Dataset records
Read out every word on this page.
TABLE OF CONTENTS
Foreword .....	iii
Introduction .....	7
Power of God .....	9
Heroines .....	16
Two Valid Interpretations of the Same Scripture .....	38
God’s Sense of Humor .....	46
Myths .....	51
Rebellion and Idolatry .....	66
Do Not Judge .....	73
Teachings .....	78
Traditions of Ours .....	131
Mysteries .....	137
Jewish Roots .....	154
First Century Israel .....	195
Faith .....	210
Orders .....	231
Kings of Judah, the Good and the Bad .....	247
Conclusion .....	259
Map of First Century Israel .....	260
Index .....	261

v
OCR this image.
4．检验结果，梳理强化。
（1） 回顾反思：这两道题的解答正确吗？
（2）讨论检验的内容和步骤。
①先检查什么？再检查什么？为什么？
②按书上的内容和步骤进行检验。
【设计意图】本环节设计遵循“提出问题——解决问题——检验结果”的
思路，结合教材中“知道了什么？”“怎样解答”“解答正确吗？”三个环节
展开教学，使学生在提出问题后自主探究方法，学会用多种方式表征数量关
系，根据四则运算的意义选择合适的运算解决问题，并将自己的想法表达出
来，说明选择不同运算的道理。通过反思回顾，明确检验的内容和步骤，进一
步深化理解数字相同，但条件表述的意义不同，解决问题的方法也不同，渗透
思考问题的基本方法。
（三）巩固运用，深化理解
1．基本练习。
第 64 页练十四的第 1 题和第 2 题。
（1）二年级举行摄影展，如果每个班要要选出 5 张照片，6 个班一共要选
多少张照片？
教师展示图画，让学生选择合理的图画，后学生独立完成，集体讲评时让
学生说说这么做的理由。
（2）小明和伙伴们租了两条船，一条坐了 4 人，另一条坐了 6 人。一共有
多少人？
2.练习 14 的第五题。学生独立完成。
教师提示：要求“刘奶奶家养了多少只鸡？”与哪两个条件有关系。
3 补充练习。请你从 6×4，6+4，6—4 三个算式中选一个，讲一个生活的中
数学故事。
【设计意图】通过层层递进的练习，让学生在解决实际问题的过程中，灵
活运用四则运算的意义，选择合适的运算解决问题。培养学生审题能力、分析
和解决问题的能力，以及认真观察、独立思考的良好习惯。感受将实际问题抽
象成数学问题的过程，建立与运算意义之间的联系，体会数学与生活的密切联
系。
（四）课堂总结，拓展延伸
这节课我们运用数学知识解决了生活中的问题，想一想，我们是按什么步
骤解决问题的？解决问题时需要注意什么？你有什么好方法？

#### SHORT TASK
Quote exactly the line containing "OCR this image." and every later line through the end of the listing, and no other lines.

#### RESULT OF THIS EXERCISE
OCR this image.
4．检验结果，梳理强化。
（1） 回顾反思：这两道题的解答正确吗？
（2）讨论检验的内容和步骤。
①先检查什么？再检查什么？为什么？
②按书上的内容和步骤进行检验。
【设计意图】本环节设计遵循“提出问题——解决问题——检验结果”的
思路，结合教材中“知道了什么？”“怎样解答”“解答正确吗？”三个环节
展开教学，使学生在提出问题后自主探究方法，学会用多种方式表征数量关
系，根据四则运算的意义选择合适的运算解决问题，并将自己的想法表达出
来，说明选择不同运算的道理。通过反思回顾，明确检验的内容和步骤，进一
步深化理解数字相同，但条件表述的意义不同，解决问题的方法也不同，渗透
思考问题的基本方法。
（三）巩固运用，深化理解
1．基本练习。
第 64 页练十四的第 1 题和第 2 题。
（1）二年级举行摄影展，如果每个班要要选出 5 张照片，6 个班一共要选
多少张照片？
教师展示图画，让学生选择合理的图画，后学生独立完成，集体讲评时让
学生说说这么做的理由。
（2）小明和伙伴们租了两条船，一条坐了 4 人，另一条坐了 6 人。一共有
多少人？
2.练习 14 的第五题。学生独立完成。
教师提示：要求“刘奶奶家养了多少只鸡？”与哪两个条件有关系。
3 补充练习。请你从 6×4，6+4，6—4 三个算式中选一个，讲一个生活的中
数学故事。
【设计意图】通过层层递进的练习，让学生在解决实际问题的过程中，灵
活运用四则运算的意义，选择合适的运算解决问题。培养学生审题能力、分析
和解决问题的能力，以及认真观察、独立思考的良好习惯。感受将实际问题抽
象成数学问题的过程，建立与运算意义之间的联系，体会数学与生活的密切联
系。
（四）课堂总结，拓展延伸
这节课我们运用数学知识解决了生活中的问题，想一想，我们是按什么步
骤解决问题的？解决问题时需要注意什么？你有什么好方法？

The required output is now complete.